◆ **Written instruction**
Make an exact copy of the entries below with the pictures removed.

____

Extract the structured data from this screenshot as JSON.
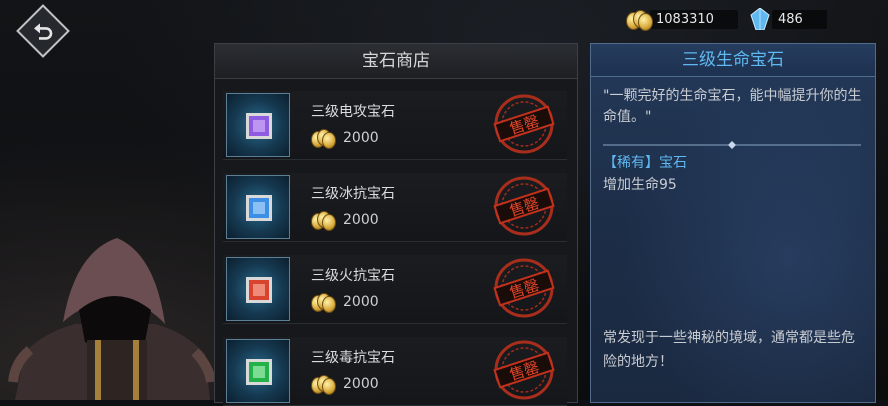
{
  "currency": {
    "gold": "1083310",
    "crystal": "486"
  },
  "shop": {
    "title": "宝石商店",
    "items": [
      {
        "name": "三级电攻宝石",
        "price": "2000",
        "gem_color": "#8f5be0",
        "gem_light": "#e3c6ff",
        "stamp": "售罄"
      },
      {
        "name": "三级冰抗宝石",
        "price": "2000",
        "gem_color": "#3b8fe6",
        "gem_light": "#cfeaff",
        "stamp": "售罄"
      },
      {
        "name": "三级火抗宝石",
        "price": "2000",
        "gem_color": "#d9442e",
        "gem_light": "#ffc7b8",
        "stamp": "售罄"
      },
      {
        "name": "三级毒抗宝石",
        "price": "2000",
        "gem_color": "#23b24a",
        "gem_light": "#c6ffd2",
        "stamp": "售罄"
      }
    ]
  },
  "detail": {
    "title": "三级生命宝石",
    "description": "\"一颗完好的生命宝石，能中幅提升你的生命值。\"",
    "rarity": "【稀有】宝石",
    "effect": "增加生命95",
    "origin": "常发现于一些神秘的境域，通常都是些危险的地方！"
  },
  "colors": {
    "accent_blue": "#5fb8f0",
    "stamp_red": "#c2311c"
  }
}
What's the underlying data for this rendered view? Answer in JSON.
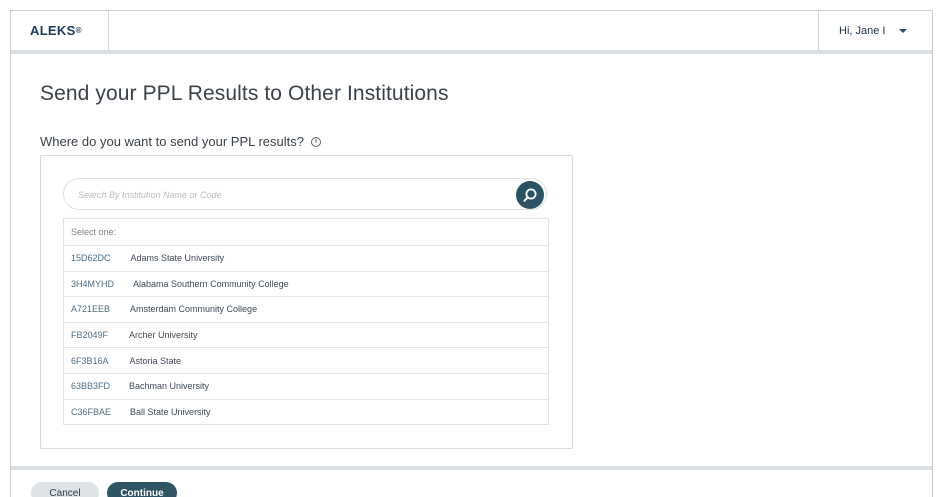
{
  "header": {
    "logo": "ALEKS",
    "logo_mark": "®",
    "user_greeting": "Hi, Jane I"
  },
  "page": {
    "title": "Send your PPL Results  to Other Institutions",
    "question": "Where do you want to send your PPL results?",
    "info_glyph": "i"
  },
  "search": {
    "placeholder": "Search By Institution Name or Code",
    "value": ""
  },
  "list": {
    "header": "Select one:",
    "items": [
      {
        "code": "15D62DC",
        "name": "Adams State University"
      },
      {
        "code": "3H4MYHD",
        "name": "Alabama Southern Community College"
      },
      {
        "code": "A721EEB",
        "name": "Amsterdam Community College"
      },
      {
        "code": "FB2049F",
        "name": "Archer University"
      },
      {
        "code": "6F3B16A",
        "name": "Astoria State"
      },
      {
        "code": "63BB3FD",
        "name": "Bachman University"
      },
      {
        "code": "C36FBAE",
        "name": "Ball State University"
      }
    ]
  },
  "footer": {
    "cancel_label": "Cancel",
    "continue_label": "Continue"
  },
  "colors": {
    "primary": "#2f5465",
    "secondary_button": "#dfe3e7",
    "logo": "#1c3a5e"
  },
  "icons": {
    "search": "magnifier-icon",
    "info": "info-circle-icon",
    "user_menu": "chevron-down-icon"
  }
}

____

◆ **The response**
Extract the structured data from this screenshot as JSON.
{
  "currency": {
    "gold": "1083310",
    "crystal": "486"
  },
  "shop": {
    "title": "宝石商店",
    "items": [
      {
        "name": "三级电攻宝石",
        "price": "2000",
        "gem_color": "#8f5be0",
        "gem_light": "#e3c6ff",
        "stamp": "售罄"
      },
      {
        "name": "三级冰抗宝石",
        "price": "2000",
        "gem_color": "#3b8fe6",
        "gem_light": "#cfeaff",
        "stamp": "售罄"
      },
      {
        "name": "三级火抗宝石",
        "price": "2000",
        "gem_color": "#d9442e",
        "gem_light": "#ffc7b8",
        "stamp": "售罄"
      },
      {
        "name": "三级毒抗宝石",
        "price": "2000",
        "gem_color": "#23b24a",
        "gem_light": "#c6ffd2",
        "stamp": "售罄"
      }
    ]
  },
  "detail": {
    "title": "三级生命宝石",
    "description": "\"一颗完好的生命宝石，能中幅提升你的生命值。\"",
    "rarity": "【稀有】宝石",
    "effect": "增加生命95",
    "origin": "常发现于一些神秘的境域，通常都是些危险的地方！"
  },
  "colors": {
    "accent_blue": "#5fb8f0",
    "stamp_red": "#c2311c"
  }
}
What's the underlying data for this rendered view? Answer in JSON.
{
  "header": {
    "logo": "ALEKS",
    "logo_mark": "®",
    "user_greeting": "Hi, Jane I"
  },
  "page": {
    "title": "Send your PPL Results  to Other Institutions",
    "question": "Where do you want to send your PPL results?",
    "info_glyph": "i"
  },
  "search": {
    "placeholder": "Search By Institution Name or Code",
    "value": ""
  },
  "list": {
    "header": "Select one:",
    "items": [
      {
        "code": "15D62DC",
        "name": "Adams State University"
      },
      {
        "code": "3H4MYHD",
        "name": "Alabama Southern Community College"
      },
      {
        "code": "A721EEB",
        "name": "Amsterdam Community College"
      },
      {
        "code": "FB2049F",
        "name": "Archer University"
      },
      {
        "code": "6F3B16A",
        "name": "Astoria State"
      },
      {
        "code": "63BB3FD",
        "name": "Bachman University"
      },
      {
        "code": "C36FBAE",
        "name": "Ball State University"
      }
    ]
  },
  "footer": {
    "cancel_label": "Cancel",
    "continue_label": "Continue"
  },
  "colors": {
    "primary": "#2f5465",
    "secondary_button": "#dfe3e7",
    "logo": "#1c3a5e"
  },
  "icons": {
    "search": "magnifier-icon",
    "info": "info-circle-icon",
    "user_menu": "chevron-down-icon"
  }
}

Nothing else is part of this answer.